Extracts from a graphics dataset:
· · · ·

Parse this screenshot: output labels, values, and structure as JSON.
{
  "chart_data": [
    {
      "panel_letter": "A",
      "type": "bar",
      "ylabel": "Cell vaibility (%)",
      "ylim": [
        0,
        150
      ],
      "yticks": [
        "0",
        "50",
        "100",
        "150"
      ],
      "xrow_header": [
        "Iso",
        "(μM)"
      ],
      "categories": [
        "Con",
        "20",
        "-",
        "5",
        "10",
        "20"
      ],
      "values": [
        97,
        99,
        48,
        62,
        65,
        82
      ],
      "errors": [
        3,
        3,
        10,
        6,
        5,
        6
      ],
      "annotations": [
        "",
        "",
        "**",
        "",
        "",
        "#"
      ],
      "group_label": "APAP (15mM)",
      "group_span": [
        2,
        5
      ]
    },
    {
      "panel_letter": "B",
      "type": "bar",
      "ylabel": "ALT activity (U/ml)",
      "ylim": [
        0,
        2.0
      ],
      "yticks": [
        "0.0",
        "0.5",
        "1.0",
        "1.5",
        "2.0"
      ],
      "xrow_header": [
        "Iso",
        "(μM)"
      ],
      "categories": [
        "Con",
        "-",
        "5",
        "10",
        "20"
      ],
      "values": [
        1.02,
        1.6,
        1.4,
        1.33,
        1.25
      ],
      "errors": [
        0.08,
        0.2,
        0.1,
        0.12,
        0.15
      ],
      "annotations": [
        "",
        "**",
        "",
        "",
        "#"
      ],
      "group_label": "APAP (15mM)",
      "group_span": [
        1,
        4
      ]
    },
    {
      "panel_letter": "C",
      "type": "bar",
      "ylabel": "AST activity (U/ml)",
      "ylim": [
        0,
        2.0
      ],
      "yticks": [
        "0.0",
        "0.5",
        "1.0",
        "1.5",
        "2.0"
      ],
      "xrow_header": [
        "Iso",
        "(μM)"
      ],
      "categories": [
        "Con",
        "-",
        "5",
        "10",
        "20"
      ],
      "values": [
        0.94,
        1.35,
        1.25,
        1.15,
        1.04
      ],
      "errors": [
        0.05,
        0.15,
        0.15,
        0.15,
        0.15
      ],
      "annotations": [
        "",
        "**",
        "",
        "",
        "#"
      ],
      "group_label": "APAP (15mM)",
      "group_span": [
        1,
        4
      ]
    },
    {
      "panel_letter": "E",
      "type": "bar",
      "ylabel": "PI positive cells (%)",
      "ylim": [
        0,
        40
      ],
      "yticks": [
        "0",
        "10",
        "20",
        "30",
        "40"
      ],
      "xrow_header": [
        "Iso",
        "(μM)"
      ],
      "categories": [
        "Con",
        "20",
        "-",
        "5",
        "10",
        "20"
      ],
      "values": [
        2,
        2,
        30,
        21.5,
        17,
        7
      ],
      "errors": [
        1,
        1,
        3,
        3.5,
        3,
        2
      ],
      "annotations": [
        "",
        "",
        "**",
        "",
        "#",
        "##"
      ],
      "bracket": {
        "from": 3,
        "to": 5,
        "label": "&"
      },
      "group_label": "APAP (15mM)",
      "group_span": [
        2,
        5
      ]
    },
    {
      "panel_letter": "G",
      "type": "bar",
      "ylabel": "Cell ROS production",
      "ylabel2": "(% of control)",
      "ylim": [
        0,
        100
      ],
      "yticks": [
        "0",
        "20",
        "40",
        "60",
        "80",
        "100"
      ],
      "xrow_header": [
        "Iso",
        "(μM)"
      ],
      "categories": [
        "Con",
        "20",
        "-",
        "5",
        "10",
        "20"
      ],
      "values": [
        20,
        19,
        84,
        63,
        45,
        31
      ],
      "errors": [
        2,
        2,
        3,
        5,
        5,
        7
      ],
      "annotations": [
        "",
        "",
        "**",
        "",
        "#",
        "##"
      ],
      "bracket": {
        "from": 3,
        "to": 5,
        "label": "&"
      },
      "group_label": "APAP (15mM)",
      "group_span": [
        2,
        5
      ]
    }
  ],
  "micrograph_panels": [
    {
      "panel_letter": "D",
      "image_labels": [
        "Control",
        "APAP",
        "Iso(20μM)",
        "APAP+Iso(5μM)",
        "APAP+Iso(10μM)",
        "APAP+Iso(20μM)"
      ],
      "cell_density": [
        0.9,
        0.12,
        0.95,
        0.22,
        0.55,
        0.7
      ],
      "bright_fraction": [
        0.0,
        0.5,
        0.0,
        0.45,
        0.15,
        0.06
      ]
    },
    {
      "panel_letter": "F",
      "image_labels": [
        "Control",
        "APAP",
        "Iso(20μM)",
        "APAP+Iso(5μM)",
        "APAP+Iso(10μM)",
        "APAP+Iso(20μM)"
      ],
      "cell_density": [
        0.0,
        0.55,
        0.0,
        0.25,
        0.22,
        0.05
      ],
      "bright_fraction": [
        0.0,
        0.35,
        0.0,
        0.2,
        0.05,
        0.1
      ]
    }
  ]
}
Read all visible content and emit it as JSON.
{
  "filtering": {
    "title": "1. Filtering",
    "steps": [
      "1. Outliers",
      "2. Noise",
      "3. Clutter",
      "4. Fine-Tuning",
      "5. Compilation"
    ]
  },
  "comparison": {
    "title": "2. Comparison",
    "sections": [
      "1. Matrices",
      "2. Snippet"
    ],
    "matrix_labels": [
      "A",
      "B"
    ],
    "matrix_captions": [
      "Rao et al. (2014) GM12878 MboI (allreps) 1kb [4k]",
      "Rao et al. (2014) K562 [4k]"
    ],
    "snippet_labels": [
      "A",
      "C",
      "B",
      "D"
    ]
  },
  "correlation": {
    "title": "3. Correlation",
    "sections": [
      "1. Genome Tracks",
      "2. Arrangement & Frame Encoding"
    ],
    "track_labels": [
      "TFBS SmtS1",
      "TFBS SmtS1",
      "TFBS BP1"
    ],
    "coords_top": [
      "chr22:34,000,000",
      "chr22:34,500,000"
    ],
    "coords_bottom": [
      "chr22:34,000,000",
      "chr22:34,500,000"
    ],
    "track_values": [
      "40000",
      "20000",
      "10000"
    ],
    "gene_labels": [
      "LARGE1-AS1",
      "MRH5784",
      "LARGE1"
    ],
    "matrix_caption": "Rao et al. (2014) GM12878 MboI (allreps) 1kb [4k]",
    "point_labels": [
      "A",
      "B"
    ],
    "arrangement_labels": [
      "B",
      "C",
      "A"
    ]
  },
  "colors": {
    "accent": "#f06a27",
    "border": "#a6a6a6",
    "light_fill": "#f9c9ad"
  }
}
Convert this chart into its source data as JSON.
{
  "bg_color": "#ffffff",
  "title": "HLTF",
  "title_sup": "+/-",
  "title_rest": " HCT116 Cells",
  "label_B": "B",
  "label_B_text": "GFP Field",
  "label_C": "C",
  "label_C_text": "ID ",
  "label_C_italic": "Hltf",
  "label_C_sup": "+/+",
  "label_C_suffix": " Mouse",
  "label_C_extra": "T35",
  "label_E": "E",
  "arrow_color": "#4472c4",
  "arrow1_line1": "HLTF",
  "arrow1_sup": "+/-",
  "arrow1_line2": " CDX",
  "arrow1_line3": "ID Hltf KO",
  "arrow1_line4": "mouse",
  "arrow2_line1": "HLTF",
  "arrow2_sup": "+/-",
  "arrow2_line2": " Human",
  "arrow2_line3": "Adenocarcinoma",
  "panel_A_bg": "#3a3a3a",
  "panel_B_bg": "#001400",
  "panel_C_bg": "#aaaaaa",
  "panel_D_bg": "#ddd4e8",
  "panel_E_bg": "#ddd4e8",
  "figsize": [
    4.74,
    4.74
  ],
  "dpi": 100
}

· · · ·

- **Try it**: Please give the full set of data again exactly.

- **Response for this exercise**:
Parse this screenshot: output labels, values, and structure as JSON.
{
  "chart_data": [
    {
      "panel_letter": "A",
      "type": "bar",
      "ylabel": "Cell vaibility (%)",
      "ylim": [
        0,
        150
      ],
      "yticks": [
        "0",
        "50",
        "100",
        "150"
      ],
      "xrow_header": [
        "Iso",
        "(μM)"
      ],
      "categories": [
        "Con",
        "20",
        "-",
        "5",
        "10",
        "20"
      ],
      "values": [
        97,
        99,
        48,
        62,
        65,
        82
      ],
      "errors": [
        3,
        3,
        10,
        6,
        5,
        6
      ],
      "annotations": [
        "",
        "",
        "**",
        "",
        "",
        "#"
      ],
      "group_label": "APAP (15mM)",
      "group_span": [
        2,
        5
      ]
    },
    {
      "panel_letter": "B",
      "type": "bar",
      "ylabel": "ALT activity (U/ml)",
      "ylim": [
        0,
        2.0
      ],
      "yticks": [
        "0.0",
        "0.5",
        "1.0",
        "1.5",
        "2.0"
      ],
      "xrow_header": [
        "Iso",
        "(μM)"
      ],
      "categories": [
        "Con",
        "-",
        "5",
        "10",
        "20"
      ],
      "values": [
        1.02,
        1.6,
        1.4,
        1.33,
        1.25
      ],
      "errors": [
        0.08,
        0.2,
        0.1,
        0.12,
        0.15
      ],
      "annotations": [
        "",
        "**",
        "",
        "",
        "#"
      ],
      "group_label": "APAP (15mM)",
      "group_span": [
        1,
        4
      ]
    },
    {
      "panel_letter": "C",
      "type": "bar",
      "ylabel": "AST activity (U/ml)",
      "ylim": [
        0,
        2.0
      ],
      "yticks": [
        "0.0",
        "0.5",
        "1.0",
        "1.5",
        "2.0"
      ],
      "xrow_header": [
        "Iso",
        "(μM)"
      ],
      "categories": [
        "Con",
        "-",
        "5",
        "10",
        "20"
      ],
      "values": [
        0.94,
        1.35,
        1.25,
        1.15,
        1.04
      ],
      "errors": [
        0.05,
        0.15,
        0.15,
        0.15,
        0.15
      ],
      "annotations": [
        "",
        "**",
        "",
        "",
        "#"
      ],
      "group_label": "APAP (15mM)",
      "group_span": [
        1,
        4
      ]
    },
    {
      "panel_letter": "E",
      "type": "bar",
      "ylabel": "PI positive cells (%)",
      "ylim": [
        0,
        40
      ],
      "yticks": [
        "0",
        "10",
        "20",
        "30",
        "40"
      ],
      "xrow_header": [
        "Iso",
        "(μM)"
      ],
      "categories": [
        "Con",
        "20",
        "-",
        "5",
        "10",
        "20"
      ],
      "values": [
        2,
        2,
        30,
        21.5,
        17,
        7
      ],
      "errors": [
        1,
        1,
        3,
        3.5,
        3,
        2
      ],
      "annotations": [
        "",
        "",
        "**",
        "",
        "#",
        "##"
      ],
      "bracket": {
        "from": 3,
        "to": 5,
        "label": "&"
      },
      "group_label": "APAP (15mM)",
      "group_span": [
        2,
        5
      ]
    },
    {
      "panel_letter": "G",
      "type": "bar",
      "ylabel": "Cell ROS production",
      "ylabel2": "(% of control)",
      "ylim": [
        0,
        100
      ],
      "yticks": [
        "0",
        "20",
        "40",
        "60",
        "80",
        "100"
      ],
      "xrow_header": [
        "Iso",
        "(μM)"
      ],
      "categories": [
        "Con",
        "20",
        "-",
        "5",
        "10",
        "20"
      ],
      "values": [
        20,
        19,
        84,
        63,
        45,
        31
      ],
      "errors": [
        2,
        2,
        3,
        5,
        5,
        7
      ],
      "annotations": [
        "",
        "",
        "**",
        "",
        "#",
        "##"
      ],
      "bracket": {
        "from": 3,
        "to": 5,
        "label": "&"
      },
      "group_label": "APAP (15mM)",
      "group_span": [
        2,
        5
      ]
    }
  ],
  "micrograph_panels": [
    {
      "panel_letter": "D",
      "image_labels": [
        "Control",
        "APAP",
        "Iso(20μM)",
        "APAP+Iso(5μM)",
        "APAP+Iso(10μM)",
        "APAP+Iso(20μM)"
      ],
      "cell_density": [
        0.9,
        0.12,
        0.95,
        0.22,
        0.55,
        0.7
      ],
      "bright_fraction": [
        0.0,
        0.5,
        0.0,
        0.45,
        0.15,
        0.06
      ]
    },
    {
      "panel_letter": "F",
      "image_labels": [
        "Control",
        "APAP",
        "Iso(20μM)",
        "APAP+Iso(5μM)",
        "APAP+Iso(10μM)",
        "APAP+Iso(20μM)"
      ],
      "cell_density": [
        0.0,
        0.55,
        0.0,
        0.25,
        0.22,
        0.05
      ],
      "bright_fraction": [
        0.0,
        0.35,
        0.0,
        0.2,
        0.05,
        0.1
      ]
    }
  ]
}
Read all visible content and emit it as JSON.
{
  "filtering": {
    "title": "1. Filtering",
    "steps": [
      "1. Outliers",
      "2. Noise",
      "3. Clutter",
      "4. Fine-Tuning",
      "5. Compilation"
    ]
  },
  "comparison": {
    "title": "2. Comparison",
    "sections": [
      "1. Matrices",
      "2. Snippet"
    ],
    "matrix_labels": [
      "A",
      "B"
    ],
    "matrix_captions": [
      "Rao et al. (2014) GM12878 MboI (allreps) 1kb [4k]",
      "Rao et al. (2014) K562 [4k]"
    ],
    "snippet_labels": [
      "A",
      "C",
      "B",
      "D"
    ]
  },
  "correlation": {
    "title": "3. Correlation",
    "sections": [
      "1. Genome Tracks",
      "2. Arrangement & Frame Encoding"
    ],
    "track_labels": [
      "TFBS SmtS1",
      "TFBS SmtS1",
      "TFBS BP1"
    ],
    "coords_top": [
      "chr22:34,000,000",
      "chr22:34,500,000"
    ],
    "coords_bottom": [
      "chr22:34,000,000",
      "chr22:34,500,000"
    ],
    "track_values": [
      "40000",
      "20000",
      "10000"
    ],
    "gene_labels": [
      "LARGE1-AS1",
      "MRH5784",
      "LARGE1"
    ],
    "matrix_caption": "Rao et al. (2014) GM12878 MboI (allreps) 1kb [4k]",
    "point_labels": [
      "A",
      "B"
    ],
    "arrangement_labels": [
      "B",
      "C",
      "A"
    ]
  },
  "colors": {
    "accent": "#f06a27",
    "border": "#a6a6a6",
    "light_fill": "#f9c9ad"
  }
}
Convert this chart into its source data as JSON.
{
  "bg_color": "#ffffff",
  "title": "HLTF",
  "title_sup": "+/-",
  "title_rest": " HCT116 Cells",
  "label_B": "B",
  "label_B_text": "GFP Field",
  "label_C": "C",
  "label_C_text": "ID ",
  "label_C_italic": "Hltf",
  "label_C_sup": "+/+",
  "label_C_suffix": " Mouse",
  "label_C_extra": "T35",
  "label_E": "E",
  "arrow_color": "#4472c4",
  "arrow1_line1": "HLTF",
  "arrow1_sup": "+/-",
  "arrow1_line2": " CDX",
  "arrow1_line3": "ID Hltf KO",
  "arrow1_line4": "mouse",
  "arrow2_line1": "HLTF",
  "arrow2_sup": "+/-",
  "arrow2_line2": " Human",
  "arrow2_line3": "Adenocarcinoma",
  "panel_A_bg": "#3a3a3a",
  "panel_B_bg": "#001400",
  "panel_C_bg": "#aaaaaa",
  "panel_D_bg": "#ddd4e8",
  "panel_E_bg": "#ddd4e8",
  "figsize": [
    4.74,
    4.74
  ],
  "dpi": 100
}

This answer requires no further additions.